====== Supplied material

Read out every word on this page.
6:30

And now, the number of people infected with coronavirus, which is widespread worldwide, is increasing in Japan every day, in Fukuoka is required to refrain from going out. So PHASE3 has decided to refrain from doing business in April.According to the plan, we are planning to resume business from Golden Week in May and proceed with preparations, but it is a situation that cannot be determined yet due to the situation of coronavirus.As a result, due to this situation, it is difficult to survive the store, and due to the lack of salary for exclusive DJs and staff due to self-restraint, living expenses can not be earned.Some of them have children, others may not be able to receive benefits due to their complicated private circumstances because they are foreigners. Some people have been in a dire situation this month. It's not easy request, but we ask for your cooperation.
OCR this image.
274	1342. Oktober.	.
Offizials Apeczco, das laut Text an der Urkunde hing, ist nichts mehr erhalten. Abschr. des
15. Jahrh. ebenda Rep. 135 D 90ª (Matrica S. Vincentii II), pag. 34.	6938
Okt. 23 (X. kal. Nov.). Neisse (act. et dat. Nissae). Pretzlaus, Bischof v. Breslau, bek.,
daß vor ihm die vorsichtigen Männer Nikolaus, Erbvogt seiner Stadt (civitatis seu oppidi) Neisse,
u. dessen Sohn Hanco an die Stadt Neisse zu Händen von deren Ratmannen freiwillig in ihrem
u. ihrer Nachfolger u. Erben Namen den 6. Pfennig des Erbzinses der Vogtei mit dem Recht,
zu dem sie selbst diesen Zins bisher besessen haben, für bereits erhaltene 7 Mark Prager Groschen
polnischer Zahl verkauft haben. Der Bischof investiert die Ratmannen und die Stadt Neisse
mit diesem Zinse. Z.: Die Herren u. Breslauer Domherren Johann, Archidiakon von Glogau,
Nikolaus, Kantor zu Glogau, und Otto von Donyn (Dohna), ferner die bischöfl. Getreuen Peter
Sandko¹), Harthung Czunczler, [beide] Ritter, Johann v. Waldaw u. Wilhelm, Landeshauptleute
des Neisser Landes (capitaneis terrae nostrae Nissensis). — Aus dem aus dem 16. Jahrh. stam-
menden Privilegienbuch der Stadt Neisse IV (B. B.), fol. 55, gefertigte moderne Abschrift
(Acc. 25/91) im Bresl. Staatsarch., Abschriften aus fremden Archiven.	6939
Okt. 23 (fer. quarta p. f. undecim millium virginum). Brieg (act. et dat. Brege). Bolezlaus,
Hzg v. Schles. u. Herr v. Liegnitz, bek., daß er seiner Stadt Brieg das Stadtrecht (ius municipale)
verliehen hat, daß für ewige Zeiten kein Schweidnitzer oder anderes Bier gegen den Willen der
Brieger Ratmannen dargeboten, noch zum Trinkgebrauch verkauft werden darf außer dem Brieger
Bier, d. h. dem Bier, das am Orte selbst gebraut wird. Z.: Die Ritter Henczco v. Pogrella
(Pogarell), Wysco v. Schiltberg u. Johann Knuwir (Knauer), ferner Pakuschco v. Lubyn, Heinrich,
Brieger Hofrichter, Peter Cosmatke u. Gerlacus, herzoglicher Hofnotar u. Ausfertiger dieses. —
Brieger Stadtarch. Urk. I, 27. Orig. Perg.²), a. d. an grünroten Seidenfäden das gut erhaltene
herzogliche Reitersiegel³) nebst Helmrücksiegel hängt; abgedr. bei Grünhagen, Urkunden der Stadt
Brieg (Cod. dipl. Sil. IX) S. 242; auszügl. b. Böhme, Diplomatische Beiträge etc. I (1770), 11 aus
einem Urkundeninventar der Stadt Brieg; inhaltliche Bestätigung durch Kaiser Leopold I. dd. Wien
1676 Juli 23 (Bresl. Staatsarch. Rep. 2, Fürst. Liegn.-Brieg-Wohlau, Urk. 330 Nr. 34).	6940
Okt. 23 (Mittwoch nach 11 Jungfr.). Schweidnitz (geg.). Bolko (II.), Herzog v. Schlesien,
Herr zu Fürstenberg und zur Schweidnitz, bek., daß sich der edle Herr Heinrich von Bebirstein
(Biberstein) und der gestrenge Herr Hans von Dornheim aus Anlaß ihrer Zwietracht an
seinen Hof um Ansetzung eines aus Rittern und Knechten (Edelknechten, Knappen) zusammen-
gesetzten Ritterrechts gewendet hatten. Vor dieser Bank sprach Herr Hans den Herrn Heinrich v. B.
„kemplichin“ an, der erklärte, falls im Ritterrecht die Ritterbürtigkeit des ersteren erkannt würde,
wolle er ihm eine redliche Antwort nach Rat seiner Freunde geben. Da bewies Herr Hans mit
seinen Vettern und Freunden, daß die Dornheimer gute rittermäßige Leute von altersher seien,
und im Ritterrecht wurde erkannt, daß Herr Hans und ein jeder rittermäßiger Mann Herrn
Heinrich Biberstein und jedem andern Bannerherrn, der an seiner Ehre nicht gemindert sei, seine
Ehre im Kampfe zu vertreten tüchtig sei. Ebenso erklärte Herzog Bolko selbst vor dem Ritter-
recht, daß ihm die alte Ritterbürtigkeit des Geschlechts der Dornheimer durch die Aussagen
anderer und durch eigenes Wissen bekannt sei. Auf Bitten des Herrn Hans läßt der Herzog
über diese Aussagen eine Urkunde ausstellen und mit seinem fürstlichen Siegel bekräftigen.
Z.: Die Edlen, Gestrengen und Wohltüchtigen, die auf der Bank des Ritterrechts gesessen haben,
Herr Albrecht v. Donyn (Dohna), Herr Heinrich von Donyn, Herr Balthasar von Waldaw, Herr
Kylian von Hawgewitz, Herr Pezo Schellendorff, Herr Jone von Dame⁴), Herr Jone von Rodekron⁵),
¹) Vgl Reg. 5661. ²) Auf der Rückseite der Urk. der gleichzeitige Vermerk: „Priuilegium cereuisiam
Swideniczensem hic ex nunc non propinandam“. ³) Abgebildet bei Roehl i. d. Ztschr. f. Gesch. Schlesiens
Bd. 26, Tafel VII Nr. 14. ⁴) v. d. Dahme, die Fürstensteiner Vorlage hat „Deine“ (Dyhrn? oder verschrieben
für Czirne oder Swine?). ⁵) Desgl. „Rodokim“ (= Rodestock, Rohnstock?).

============

Work instructions |
Copy every line of the material exactly, keeping all of it.

Solution below |
Read out every word on this page.
6:30

And now, the number of people infected with coronavirus, which is widespread worldwide, is increasing in Japan every day, in Fukuoka is required to refrain from going out. So PHASE3 has decided to refrain from doing business in April.According to the plan, we are planning to resume business from Golden Week in May and proceed with preparations, but it is a situation that cannot be determined yet due to the situation of coronavirus.As a result, due to this situation, it is difficult to survive the store, and due to the lack of salary for exclusive DJs and staff due to self-restraint, living expenses can not be earned.Some of them have children, others may not be able to receive benefits due to their complicated private circumstances because they are foreigners. Some people have been in a dire situation this month. It's not easy request, but we ask for your cooperation.
OCR this image.
274	1342. Oktober.	.
Offizials Apeczco, das laut Text an der Urkunde hing, ist nichts mehr erhalten. Abschr. des
15. Jahrh. ebenda Rep. 135 D 90ª (Matrica S. Vincentii II), pag. 34.	6938
Okt. 23 (X. kal. Nov.). Neisse (act. et dat. Nissae). Pretzlaus, Bischof v. Breslau, bek.,
daß vor ihm die vorsichtigen Männer Nikolaus, Erbvogt seiner Stadt (civitatis seu oppidi) Neisse,
u. dessen Sohn Hanco an die Stadt Neisse zu Händen von deren Ratmannen freiwillig in ihrem
u. ihrer Nachfolger u. Erben Namen den 6. Pfennig des Erbzinses der Vogtei mit dem Recht,
zu dem sie selbst diesen Zins bisher besessen haben, für bereits erhaltene 7 Mark Prager Groschen
polnischer Zahl verkauft haben. Der Bischof investiert die Ratmannen und die Stadt Neisse
mit diesem Zinse. Z.: Die Herren u. Breslauer Domherren Johann, Archidiakon von Glogau,
Nikolaus, Kantor zu Glogau, und Otto von Donyn (Dohna), ferner die bischöfl. Getreuen Peter
Sandko¹), Harthung Czunczler, [beide] Ritter, Johann v. Waldaw u. Wilhelm, Landeshauptleute
des Neisser Landes (capitaneis terrae nostrae Nissensis). — Aus dem aus dem 16. Jahrh. stam-
menden Privilegienbuch der Stadt Neisse IV (B. B.), fol. 55, gefertigte moderne Abschrift
(Acc. 25/91) im Bresl. Staatsarch., Abschriften aus fremden Archiven.	6939
Okt. 23 (fer. quarta p. f. undecim millium virginum). Brieg (act. et dat. Brege). Bolezlaus,
Hzg v. Schles. u. Herr v. Liegnitz, bek., daß er seiner Stadt Brieg das Stadtrecht (ius municipale)
verliehen hat, daß für ewige Zeiten kein Schweidnitzer oder anderes Bier gegen den Willen der
Brieger Ratmannen dargeboten, noch zum Trinkgebrauch verkauft werden darf außer dem Brieger
Bier, d. h. dem Bier, das am Orte selbst gebraut wird. Z.: Die Ritter Henczco v. Pogrella
(Pogarell), Wysco v. Schiltberg u. Johann Knuwir (Knauer), ferner Pakuschco v. Lubyn, Heinrich,
Brieger Hofrichter, Peter Cosmatke u. Gerlacus, herzoglicher Hofnotar u. Ausfertiger dieses. —
Brieger Stadtarch. Urk. I, 27. Orig. Perg.²), a. d. an grünroten Seidenfäden das gut erhaltene
herzogliche Reitersiegel³) nebst Helmrücksiegel hängt; abgedr. bei Grünhagen, Urkunden der Stadt
Brieg (Cod. dipl. Sil. IX) S. 242; auszügl. b. Böhme, Diplomatische Beiträge etc. I (1770), 11 aus
einem Urkundeninventar der Stadt Brieg; inhaltliche Bestätigung durch Kaiser Leopold I. dd. Wien
1676 Juli 23 (Bresl. Staatsarch. Rep. 2, Fürst. Liegn.-Brieg-Wohlau, Urk. 330 Nr. 34).	6940
Okt. 23 (Mittwoch nach 11 Jungfr.). Schweidnitz (geg.). Bolko (II.), Herzog v. Schlesien,
Herr zu Fürstenberg und zur Schweidnitz, bek., daß sich der edle Herr Heinrich von Bebirstein
(Biberstein) und der gestrenge Herr Hans von Dornheim aus Anlaß ihrer Zwietracht an
seinen Hof um Ansetzung eines aus Rittern und Knechten (Edelknechten, Knappen) zusammen-
gesetzten Ritterrechts gewendet hatten. Vor dieser Bank sprach Herr Hans den Herrn Heinrich v. B.
„kemplichin“ an, der erklärte, falls im Ritterrecht die Ritterbürtigkeit des ersteren erkannt würde,
wolle er ihm eine redliche Antwort nach Rat seiner Freunde geben. Da bewies Herr Hans mit
seinen Vettern und Freunden, daß die Dornheimer gute rittermäßige Leute von altersher seien,
und im Ritterrecht wurde erkannt, daß Herr Hans und ein jeder rittermäßiger Mann Herrn
Heinrich Biberstein und jedem andern Bannerherrn, der an seiner Ehre nicht gemindert sei, seine
Ehre im Kampfe zu vertreten tüchtig sei. Ebenso erklärte Herzog Bolko selbst vor dem Ritter-
recht, daß ihm die alte Ritterbürtigkeit des Geschlechts der Dornheimer durch die Aussagen
anderer und durch eigenes Wissen bekannt sei. Auf Bitten des Herrn Hans läßt der Herzog
über diese Aussagen eine Urkunde ausstellen und mit seinem fürstlichen Siegel bekräftigen.
Z.: Die Edlen, Gestrengen und Wohltüchtigen, die auf der Bank des Ritterrechts gesessen haben,
Herr Albrecht v. Donyn (Dohna), Herr Heinrich von Donyn, Herr Balthasar von Waldaw, Herr
Kylian von Hawgewitz, Herr Pezo Schellendorff, Herr Jone von Dame⁴), Herr Jone von Rodekron⁵),
¹) Vgl Reg. 5661. ²) Auf der Rückseite der Urk. der gleichzeitige Vermerk: „Priuilegium cereuisiam
Swideniczensem hic ex nunc non propinandam“. ³) Abgebildet bei Roehl i. d. Ztschr. f. Gesch. Schlesiens
Bd. 26, Tafel VII Nr. 14. ⁴) v. d. Dahme, die Fürstensteiner Vorlage hat „Deine“ (Dyhrn? oder verschrieben
für Czirne oder Swine?). ⁵) Desgl. „Rodokim“ (= Rodestock, Rohnstock?).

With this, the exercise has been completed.